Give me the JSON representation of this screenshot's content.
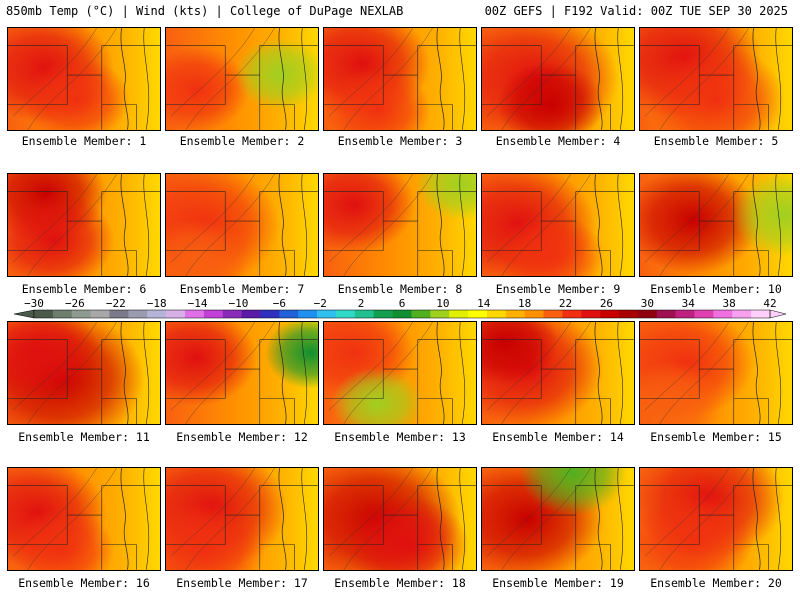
{
  "header": {
    "left_title": "850mb Temp (°C) | Wind (kts) | College of DuPage NEXLAB",
    "right_title": "00Z GEFS | F192 Valid: 00Z TUE SEP 30 2025"
  },
  "panels": [
    {
      "label": "Ensemble Member: 1"
    },
    {
      "label": "Ensemble Member: 2"
    },
    {
      "label": "Ensemble Member: 3"
    },
    {
      "label": "Ensemble Member: 4"
    },
    {
      "label": "Ensemble Member: 5"
    },
    {
      "label": "Ensemble Member: 6"
    },
    {
      "label": "Ensemble Member: 7"
    },
    {
      "label": "Ensemble Member: 8"
    },
    {
      "label": "Ensemble Member: 9"
    },
    {
      "label": "Ensemble Member: 10"
    },
    {
      "label": "Ensemble Member: 11"
    },
    {
      "label": "Ensemble Member: 12"
    },
    {
      "label": "Ensemble Member: 13"
    },
    {
      "label": "Ensemble Member: 14"
    },
    {
      "label": "Ensemble Member: 15"
    },
    {
      "label": "Ensemble Member: 16"
    },
    {
      "label": "Ensemble Member: 17"
    },
    {
      "label": "Ensemble Member: 18"
    },
    {
      "label": "Ensemble Member: 19"
    },
    {
      "label": "Ensemble Member: 20"
    }
  ],
  "colorbar": {
    "ticks": [
      "−30",
      "−26",
      "−22",
      "−18",
      "−14",
      "−10",
      "−6",
      "−2",
      "2",
      "6",
      "10",
      "14",
      "18",
      "22",
      "26",
      "30",
      "34",
      "38",
      "42"
    ],
    "colors": [
      "#4a5a4a",
      "#6e7e6e",
      "#8e9a8e",
      "#a8a8a8",
      "#7a7a8a",
      "#9a9ab0",
      "#b4b4d8",
      "#d8b0e8",
      "#e070e8",
      "#c040d8",
      "#8a2ab8",
      "#5a1aa8",
      "#3030c0",
      "#2060d8",
      "#2090f0",
      "#30c0f0",
      "#30d8c8",
      "#20c090",
      "#10a050",
      "#109030",
      "#50b020",
      "#a0d020",
      "#e0f000",
      "#ffff00",
      "#ffd800",
      "#ffb000",
      "#ff9000",
      "#f86010",
      "#f03010",
      "#e01010",
      "#c80000",
      "#a80000",
      "#900010",
      "#a01050",
      "#c02080",
      "#e040b0",
      "#f070e0",
      "#f8a0f0",
      "#fcd0f8"
    ],
    "warm_colors": [
      "#ffd800",
      "#ffb000",
      "#ff9000",
      "#f86010",
      "#f03010",
      "#e01010",
      "#c80000"
    ],
    "cool_colors": [
      "#a0d020",
      "#50b020",
      "#109030"
    ]
  },
  "warm_cores": [
    [
      [
        0.25,
        0.4,
        0.45,
        "#e01010"
      ],
      [
        0.45,
        0.7,
        0.35,
        "#f03010"
      ]
    ],
    [
      [
        0.2,
        0.6,
        0.35,
        "#f03010"
      ],
      [
        0.75,
        0.45,
        0.3,
        "#a0d020"
      ]
    ],
    [
      [
        0.25,
        0.35,
        0.45,
        "#e01010"
      ],
      [
        0.35,
        0.8,
        0.35,
        "#f03010"
      ]
    ],
    [
      [
        0.35,
        0.5,
        0.55,
        "#e01010"
      ],
      [
        0.45,
        0.75,
        0.35,
        "#c80000"
      ]
    ],
    [
      [
        0.3,
        0.3,
        0.5,
        "#e01010"
      ],
      [
        0.5,
        0.7,
        0.45,
        "#f03010"
      ]
    ],
    [
      [
        0.25,
        0.2,
        0.4,
        "#c80000"
      ],
      [
        0.3,
        0.65,
        0.4,
        "#e01010"
      ]
    ],
    [
      [
        0.25,
        0.5,
        0.5,
        "#f03010"
      ],
      [
        0.2,
        0.85,
        0.35,
        "#f86010"
      ]
    ],
    [
      [
        0.2,
        0.3,
        0.4,
        "#e01010"
      ],
      [
        0.9,
        0.1,
        0.3,
        "#a0d020"
      ]
    ],
    [
      [
        0.25,
        0.5,
        0.5,
        "#e01010"
      ],
      [
        0.45,
        0.8,
        0.35,
        "#f03010"
      ]
    ],
    [
      [
        0.35,
        0.45,
        0.45,
        "#c80000"
      ],
      [
        0.95,
        0.4,
        0.35,
        "#a0d020"
      ]
    ],
    [
      [
        0.35,
        0.55,
        0.55,
        "#c80000"
      ],
      [
        0.2,
        0.3,
        0.4,
        "#e01010"
      ]
    ],
    [
      [
        0.2,
        0.35,
        0.4,
        "#e01010"
      ],
      [
        0.95,
        0.3,
        0.3,
        "#109030"
      ]
    ],
    [
      [
        0.2,
        0.3,
        0.4,
        "#f03010"
      ],
      [
        0.35,
        0.8,
        0.3,
        "#a0d020"
      ]
    ],
    [
      [
        0.3,
        0.45,
        0.5,
        "#e01010"
      ],
      [
        0.15,
        0.2,
        0.35,
        "#c80000"
      ]
    ],
    [
      [
        0.3,
        0.4,
        0.45,
        "#f03010"
      ],
      [
        0.2,
        0.8,
        0.35,
        "#f86010"
      ]
    ],
    [
      [
        0.2,
        0.45,
        0.45,
        "#e01010"
      ],
      [
        0.35,
        0.8,
        0.35,
        "#f03010"
      ]
    ],
    [
      [
        0.3,
        0.4,
        0.5,
        "#e01010"
      ],
      [
        0.25,
        0.8,
        0.4,
        "#f03010"
      ]
    ],
    [
      [
        0.35,
        0.5,
        0.55,
        "#c80000"
      ],
      [
        0.55,
        0.75,
        0.4,
        "#e01010"
      ]
    ],
    [
      [
        0.3,
        0.5,
        0.5,
        "#c80000"
      ],
      [
        0.6,
        0.05,
        0.35,
        "#50b020"
      ]
    ],
    [
      [
        0.45,
        0.3,
        0.5,
        "#e01010"
      ],
      [
        0.35,
        0.7,
        0.4,
        "#f03010"
      ]
    ]
  ]
}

◆ ◆ ◆ ◆ ◆ ◆ ◆

# [DO THIS]
Write out all the entries exactly, except for the pictures.

# [EXERCISE RESPONSE]
Give me the JSON representation of this screenshot's content.
{
  "header": {
    "left_title": "850mb Temp (°C) | Wind (kts) | College of DuPage NEXLAB",
    "right_title": "00Z GEFS | F192 Valid: 00Z TUE SEP 30 2025"
  },
  "panels": [
    {
      "label": "Ensemble Member: 1"
    },
    {
      "label": "Ensemble Member: 2"
    },
    {
      "label": "Ensemble Member: 3"
    },
    {
      "label": "Ensemble Member: 4"
    },
    {
      "label": "Ensemble Member: 5"
    },
    {
      "label": "Ensemble Member: 6"
    },
    {
      "label": "Ensemble Member: 7"
    },
    {
      "label": "Ensemble Member: 8"
    },
    {
      "label": "Ensemble Member: 9"
    },
    {
      "label": "Ensemble Member: 10"
    },
    {
      "label": "Ensemble Member: 11"
    },
    {
      "label": "Ensemble Member: 12"
    },
    {
      "label": "Ensemble Member: 13"
    },
    {
      "label": "Ensemble Member: 14"
    },
    {
      "label": "Ensemble Member: 15"
    },
    {
      "label": "Ensemble Member: 16"
    },
    {
      "label": "Ensemble Member: 17"
    },
    {
      "label": "Ensemble Member: 18"
    },
    {
      "label": "Ensemble Member: 19"
    },
    {
      "label": "Ensemble Member: 20"
    }
  ],
  "colorbar": {
    "ticks": [
      "−30",
      "−26",
      "−22",
      "−18",
      "−14",
      "−10",
      "−6",
      "−2",
      "2",
      "6",
      "10",
      "14",
      "18",
      "22",
      "26",
      "30",
      "34",
      "38",
      "42"
    ],
    "colors": [
      "#4a5a4a",
      "#6e7e6e",
      "#8e9a8e",
      "#a8a8a8",
      "#7a7a8a",
      "#9a9ab0",
      "#b4b4d8",
      "#d8b0e8",
      "#e070e8",
      "#c040d8",
      "#8a2ab8",
      "#5a1aa8",
      "#3030c0",
      "#2060d8",
      "#2090f0",
      "#30c0f0",
      "#30d8c8",
      "#20c090",
      "#10a050",
      "#109030",
      "#50b020",
      "#a0d020",
      "#e0f000",
      "#ffff00",
      "#ffd800",
      "#ffb000",
      "#ff9000",
      "#f86010",
      "#f03010",
      "#e01010",
      "#c80000",
      "#a80000",
      "#900010",
      "#a01050",
      "#c02080",
      "#e040b0",
      "#f070e0",
      "#f8a0f0",
      "#fcd0f8"
    ],
    "warm_colors": [
      "#ffd800",
      "#ffb000",
      "#ff9000",
      "#f86010",
      "#f03010",
      "#e01010",
      "#c80000"
    ],
    "cool_colors": [
      "#a0d020",
      "#50b020",
      "#109030"
    ]
  },
  "warm_cores": [
    [
      [
        0.25,
        0.4,
        0.45,
        "#e01010"
      ],
      [
        0.45,
        0.7,
        0.35,
        "#f03010"
      ]
    ],
    [
      [
        0.2,
        0.6,
        0.35,
        "#f03010"
      ],
      [
        0.75,
        0.45,
        0.3,
        "#a0d020"
      ]
    ],
    [
      [
        0.25,
        0.35,
        0.45,
        "#e01010"
      ],
      [
        0.35,
        0.8,
        0.35,
        "#f03010"
      ]
    ],
    [
      [
        0.35,
        0.5,
        0.55,
        "#e01010"
      ],
      [
        0.45,
        0.75,
        0.35,
        "#c80000"
      ]
    ],
    [
      [
        0.3,
        0.3,
        0.5,
        "#e01010"
      ],
      [
        0.5,
        0.7,
        0.45,
        "#f03010"
      ]
    ],
    [
      [
        0.25,
        0.2,
        0.4,
        "#c80000"
      ],
      [
        0.3,
        0.65,
        0.4,
        "#e01010"
      ]
    ],
    [
      [
        0.25,
        0.5,
        0.5,
        "#f03010"
      ],
      [
        0.2,
        0.85,
        0.35,
        "#f86010"
      ]
    ],
    [
      [
        0.2,
        0.3,
        0.4,
        "#e01010"
      ],
      [
        0.9,
        0.1,
        0.3,
        "#a0d020"
      ]
    ],
    [
      [
        0.25,
        0.5,
        0.5,
        "#e01010"
      ],
      [
        0.45,
        0.8,
        0.35,
        "#f03010"
      ]
    ],
    [
      [
        0.35,
        0.45,
        0.45,
        "#c80000"
      ],
      [
        0.95,
        0.4,
        0.35,
        "#a0d020"
      ]
    ],
    [
      [
        0.35,
        0.55,
        0.55,
        "#c80000"
      ],
      [
        0.2,
        0.3,
        0.4,
        "#e01010"
      ]
    ],
    [
      [
        0.2,
        0.35,
        0.4,
        "#e01010"
      ],
      [
        0.95,
        0.3,
        0.3,
        "#109030"
      ]
    ],
    [
      [
        0.2,
        0.3,
        0.4,
        "#f03010"
      ],
      [
        0.35,
        0.8,
        0.3,
        "#a0d020"
      ]
    ],
    [
      [
        0.3,
        0.45,
        0.5,
        "#e01010"
      ],
      [
        0.15,
        0.2,
        0.35,
        "#c80000"
      ]
    ],
    [
      [
        0.3,
        0.4,
        0.45,
        "#f03010"
      ],
      [
        0.2,
        0.8,
        0.35,
        "#f86010"
      ]
    ],
    [
      [
        0.2,
        0.45,
        0.45,
        "#e01010"
      ],
      [
        0.35,
        0.8,
        0.35,
        "#f03010"
      ]
    ],
    [
      [
        0.3,
        0.4,
        0.5,
        "#e01010"
      ],
      [
        0.25,
        0.8,
        0.4,
        "#f03010"
      ]
    ],
    [
      [
        0.35,
        0.5,
        0.55,
        "#c80000"
      ],
      [
        0.55,
        0.75,
        0.4,
        "#e01010"
      ]
    ],
    [
      [
        0.3,
        0.5,
        0.5,
        "#c80000"
      ],
      [
        0.6,
        0.05,
        0.35,
        "#50b020"
      ]
    ],
    [
      [
        0.45,
        0.3,
        0.5,
        "#e01010"
      ],
      [
        0.35,
        0.7,
        0.4,
        "#f03010"
      ]
    ]
  ]
}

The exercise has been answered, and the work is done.